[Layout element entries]
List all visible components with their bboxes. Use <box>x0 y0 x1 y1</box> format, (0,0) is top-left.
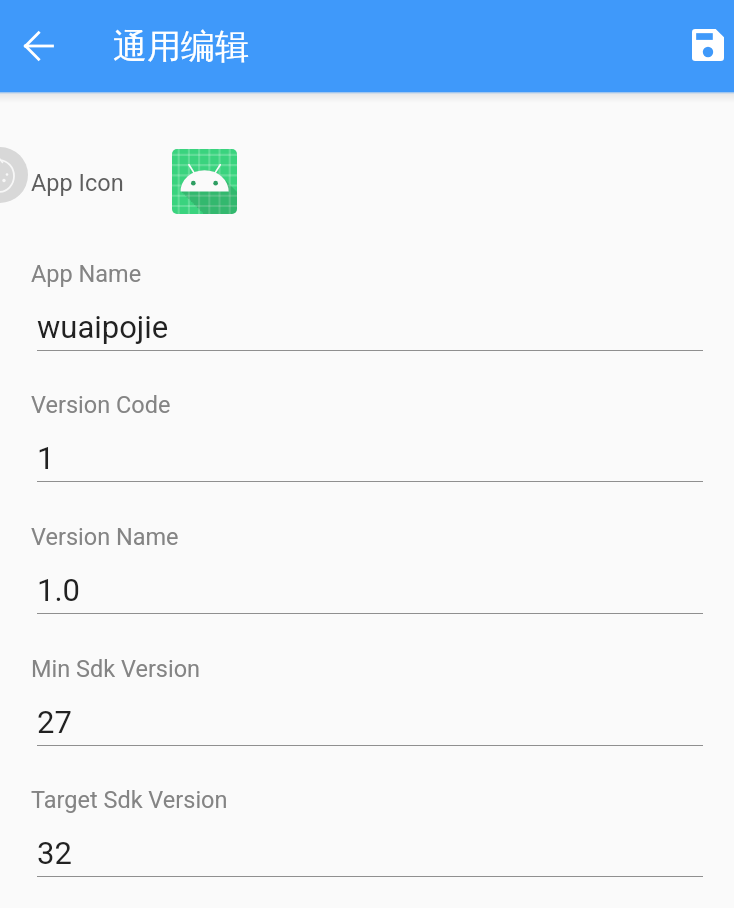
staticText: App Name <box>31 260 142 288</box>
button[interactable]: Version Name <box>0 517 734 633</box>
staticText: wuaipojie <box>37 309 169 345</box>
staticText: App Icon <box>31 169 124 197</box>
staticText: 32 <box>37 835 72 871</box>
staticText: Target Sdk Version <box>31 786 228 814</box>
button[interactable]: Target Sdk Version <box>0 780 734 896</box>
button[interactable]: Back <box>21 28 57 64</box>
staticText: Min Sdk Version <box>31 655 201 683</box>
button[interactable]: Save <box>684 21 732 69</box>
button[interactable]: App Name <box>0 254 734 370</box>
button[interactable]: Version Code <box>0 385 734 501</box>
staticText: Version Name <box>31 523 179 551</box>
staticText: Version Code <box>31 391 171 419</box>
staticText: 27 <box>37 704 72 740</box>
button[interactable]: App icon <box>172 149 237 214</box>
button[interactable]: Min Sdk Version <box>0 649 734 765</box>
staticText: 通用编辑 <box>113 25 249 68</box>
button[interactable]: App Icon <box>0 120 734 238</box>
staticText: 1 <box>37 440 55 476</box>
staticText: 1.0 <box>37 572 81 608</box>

[DO THIS] Put every line of the entries above into a Markdown table with two columns, Row and Entry Line, numbering each row and skipping blank lines. Omit the pictures from the table.

[THE RESPONSE]
| Row | Entry Line |
|---|---|
| 1 | List all visible components with their bboxes. Use <box>x0 y0 x1 y1</box> format, (0,0) is top-left. |
| 2 | staticText: App Name <box>31 260 142 288</box> |
| 3 | button[interactable]: Version Name <box>0 517 734 633</box> |
| 4 | staticText: wuaipojie <box>37 309 169 345</box> |
| 5 | staticText: App Icon <box>31 169 124 197</box> |
| 6 | staticText: 32 <box>37 835 72 871</box> |
| 7 | staticText: Target Sdk Version <box>31 786 228 814</box> |
| 8 | button[interactable]: Target Sdk Version <box>0 780 734 896</box> |
| 9 | button[interactable]: Back <box>21 28 57 64</box> |
| 10 | staticText: Min Sdk Version <box>31 655 201 683</box> |
| 11 | button[interactable]: Save <box>684 21 732 69</box> |
| 12 | button[interactable]: App Name <box>0 254 734 370</box> |
| 13 | button[interactable]: Version Code <box>0 385 734 501</box> |
| 14 | staticText: Version Name <box>31 523 179 551</box> |
| 15 | staticText: Version Code <box>31 391 171 419</box> |
| 16 | staticText: 27 <box>37 704 72 740</box> |
| 17 | button[interactable]: App icon <box>172 149 237 214</box> |
| 18 | button[interactable]: Min Sdk Version <box>0 649 734 765</box> |
| 19 | staticText: 通用编辑 <box>113 25 249 68</box> |
| 20 | button[interactable]: App Icon <box>0 120 734 238</box> |
| 21 | staticText: 1 <box>37 440 55 476</box> |
| 22 | staticText: 1.0 <box>37 572 81 608</box> |